(Requirement) Below are some records. Say how many of their lines include the string "send", giving only the number.

(Extracted information)
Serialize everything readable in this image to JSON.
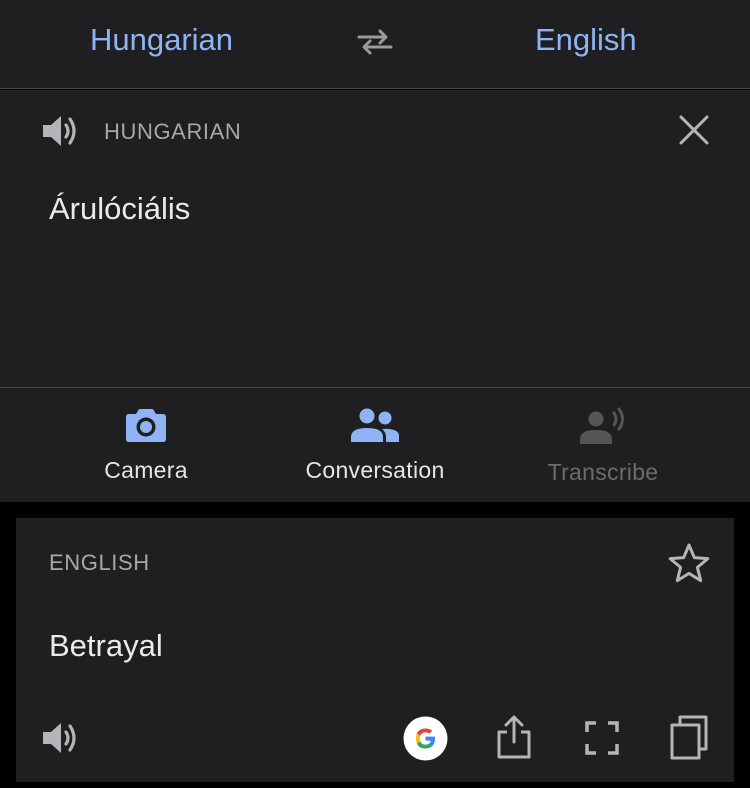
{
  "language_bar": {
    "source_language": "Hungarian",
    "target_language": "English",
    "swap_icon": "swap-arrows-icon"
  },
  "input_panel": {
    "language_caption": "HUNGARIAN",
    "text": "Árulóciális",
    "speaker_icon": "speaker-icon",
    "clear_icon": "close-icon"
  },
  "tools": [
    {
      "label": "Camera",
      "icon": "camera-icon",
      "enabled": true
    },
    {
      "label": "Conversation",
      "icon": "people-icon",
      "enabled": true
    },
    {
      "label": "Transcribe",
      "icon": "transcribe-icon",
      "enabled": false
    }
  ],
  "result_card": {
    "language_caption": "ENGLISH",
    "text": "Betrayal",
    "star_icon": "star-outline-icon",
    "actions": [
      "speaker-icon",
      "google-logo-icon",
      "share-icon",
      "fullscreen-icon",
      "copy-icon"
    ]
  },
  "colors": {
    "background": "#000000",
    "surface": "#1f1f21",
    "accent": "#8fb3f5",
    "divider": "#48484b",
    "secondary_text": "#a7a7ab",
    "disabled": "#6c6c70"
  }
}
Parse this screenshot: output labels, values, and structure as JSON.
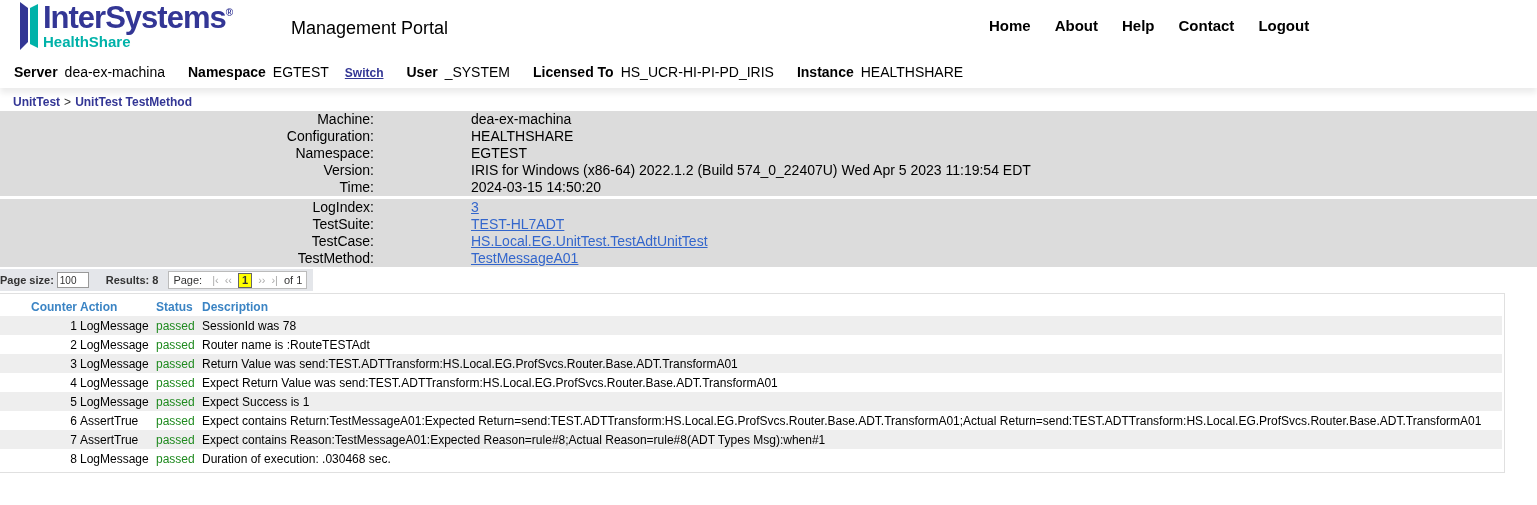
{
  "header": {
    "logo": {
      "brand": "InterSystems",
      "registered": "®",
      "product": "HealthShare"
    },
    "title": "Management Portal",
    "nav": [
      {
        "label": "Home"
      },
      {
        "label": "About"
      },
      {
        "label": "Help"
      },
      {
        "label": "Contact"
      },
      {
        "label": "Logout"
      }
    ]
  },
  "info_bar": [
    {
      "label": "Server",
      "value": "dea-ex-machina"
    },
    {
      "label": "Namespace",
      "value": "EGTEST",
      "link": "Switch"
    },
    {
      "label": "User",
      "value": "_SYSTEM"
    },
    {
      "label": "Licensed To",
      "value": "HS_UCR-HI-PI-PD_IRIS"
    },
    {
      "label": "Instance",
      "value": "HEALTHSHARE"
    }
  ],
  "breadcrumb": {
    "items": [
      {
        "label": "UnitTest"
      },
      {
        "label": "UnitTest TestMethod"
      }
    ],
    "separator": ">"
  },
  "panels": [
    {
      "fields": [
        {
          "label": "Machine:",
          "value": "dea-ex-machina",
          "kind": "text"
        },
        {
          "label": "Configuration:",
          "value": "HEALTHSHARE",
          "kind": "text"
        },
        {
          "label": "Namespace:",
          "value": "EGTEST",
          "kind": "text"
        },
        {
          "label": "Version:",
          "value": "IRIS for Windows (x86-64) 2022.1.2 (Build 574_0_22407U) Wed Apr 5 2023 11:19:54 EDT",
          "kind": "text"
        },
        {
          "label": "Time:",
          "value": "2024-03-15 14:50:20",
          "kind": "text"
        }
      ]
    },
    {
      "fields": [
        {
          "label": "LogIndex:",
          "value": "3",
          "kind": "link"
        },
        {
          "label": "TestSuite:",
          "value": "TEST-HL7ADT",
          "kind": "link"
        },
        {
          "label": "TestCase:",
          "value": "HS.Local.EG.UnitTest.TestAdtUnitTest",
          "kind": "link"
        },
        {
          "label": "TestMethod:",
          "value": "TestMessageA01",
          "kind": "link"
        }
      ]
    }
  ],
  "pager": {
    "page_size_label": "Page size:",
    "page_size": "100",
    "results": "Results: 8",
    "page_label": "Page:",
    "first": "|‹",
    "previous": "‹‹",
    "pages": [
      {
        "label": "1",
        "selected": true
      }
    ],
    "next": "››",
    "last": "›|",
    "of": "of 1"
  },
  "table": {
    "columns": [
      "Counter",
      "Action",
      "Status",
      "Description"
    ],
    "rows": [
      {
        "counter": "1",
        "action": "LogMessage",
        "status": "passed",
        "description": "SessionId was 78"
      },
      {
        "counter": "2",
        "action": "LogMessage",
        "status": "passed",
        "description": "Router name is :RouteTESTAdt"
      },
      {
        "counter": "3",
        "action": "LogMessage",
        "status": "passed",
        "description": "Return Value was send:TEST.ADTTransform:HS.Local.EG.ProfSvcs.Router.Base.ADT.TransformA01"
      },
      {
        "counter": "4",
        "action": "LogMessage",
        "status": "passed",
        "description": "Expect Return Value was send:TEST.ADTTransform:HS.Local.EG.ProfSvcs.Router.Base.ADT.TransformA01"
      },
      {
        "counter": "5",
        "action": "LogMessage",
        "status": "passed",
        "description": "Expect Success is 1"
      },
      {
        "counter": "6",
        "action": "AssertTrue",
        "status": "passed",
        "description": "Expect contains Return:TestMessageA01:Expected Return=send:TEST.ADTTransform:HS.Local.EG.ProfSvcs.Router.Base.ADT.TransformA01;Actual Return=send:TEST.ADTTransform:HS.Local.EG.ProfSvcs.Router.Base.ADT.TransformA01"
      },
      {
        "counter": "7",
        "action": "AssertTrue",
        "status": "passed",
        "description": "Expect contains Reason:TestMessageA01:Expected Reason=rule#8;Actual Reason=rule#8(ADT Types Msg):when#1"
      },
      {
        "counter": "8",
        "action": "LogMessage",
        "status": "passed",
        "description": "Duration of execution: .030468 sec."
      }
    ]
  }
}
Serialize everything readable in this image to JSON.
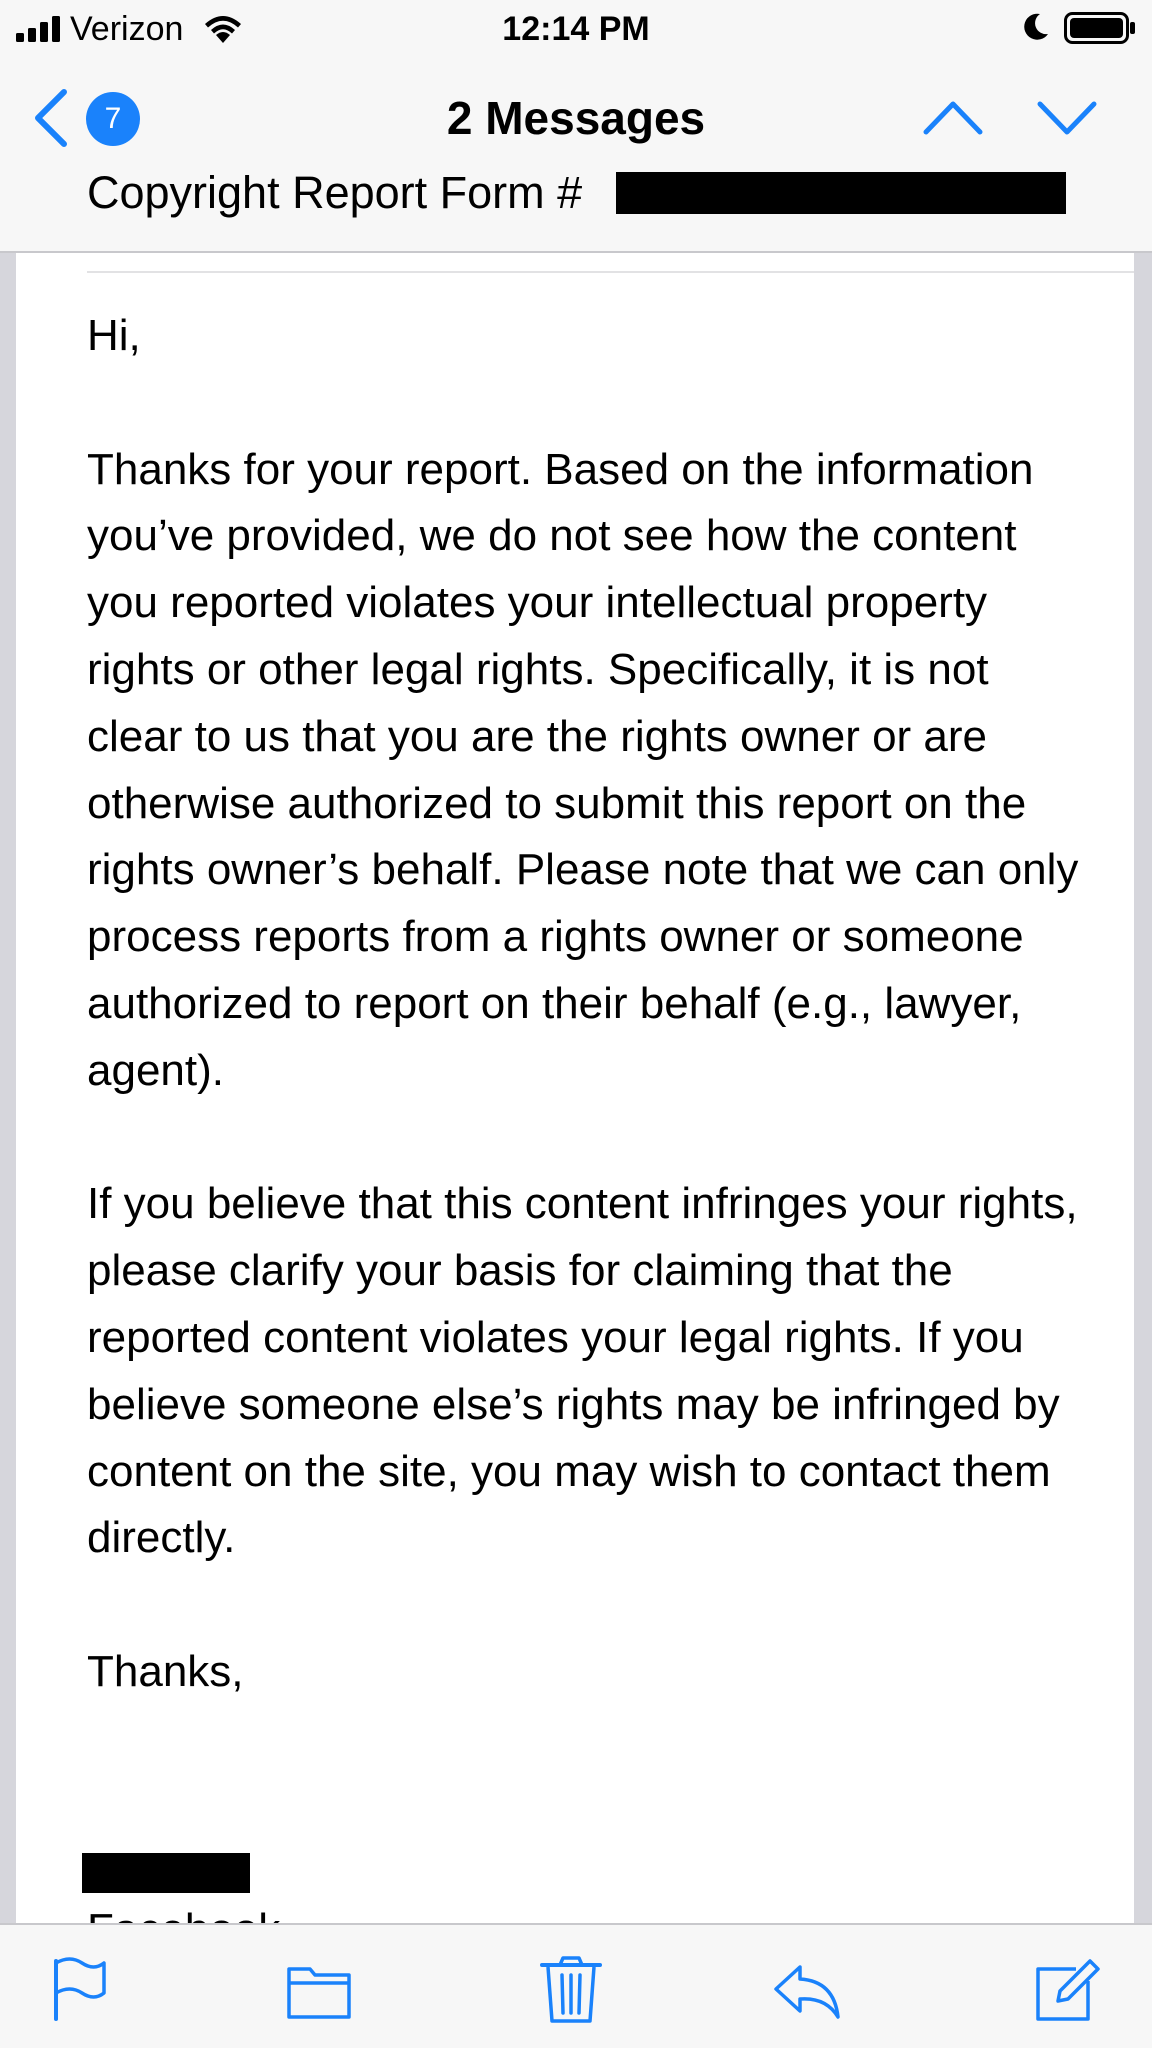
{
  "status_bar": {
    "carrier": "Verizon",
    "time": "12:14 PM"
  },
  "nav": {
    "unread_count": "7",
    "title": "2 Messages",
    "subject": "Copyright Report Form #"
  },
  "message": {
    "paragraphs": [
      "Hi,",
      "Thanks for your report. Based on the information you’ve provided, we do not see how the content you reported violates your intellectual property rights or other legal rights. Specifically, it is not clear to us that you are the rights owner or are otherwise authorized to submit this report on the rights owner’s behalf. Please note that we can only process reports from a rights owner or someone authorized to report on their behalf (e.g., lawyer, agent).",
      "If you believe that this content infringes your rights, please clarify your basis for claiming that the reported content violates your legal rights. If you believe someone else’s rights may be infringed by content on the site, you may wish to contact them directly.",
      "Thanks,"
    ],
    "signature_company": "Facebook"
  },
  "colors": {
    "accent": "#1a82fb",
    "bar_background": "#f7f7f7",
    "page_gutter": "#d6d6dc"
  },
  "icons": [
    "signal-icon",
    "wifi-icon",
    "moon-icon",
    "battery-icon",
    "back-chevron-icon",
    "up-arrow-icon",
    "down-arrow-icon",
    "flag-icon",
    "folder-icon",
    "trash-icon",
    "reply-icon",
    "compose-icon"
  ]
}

(Finished task) 3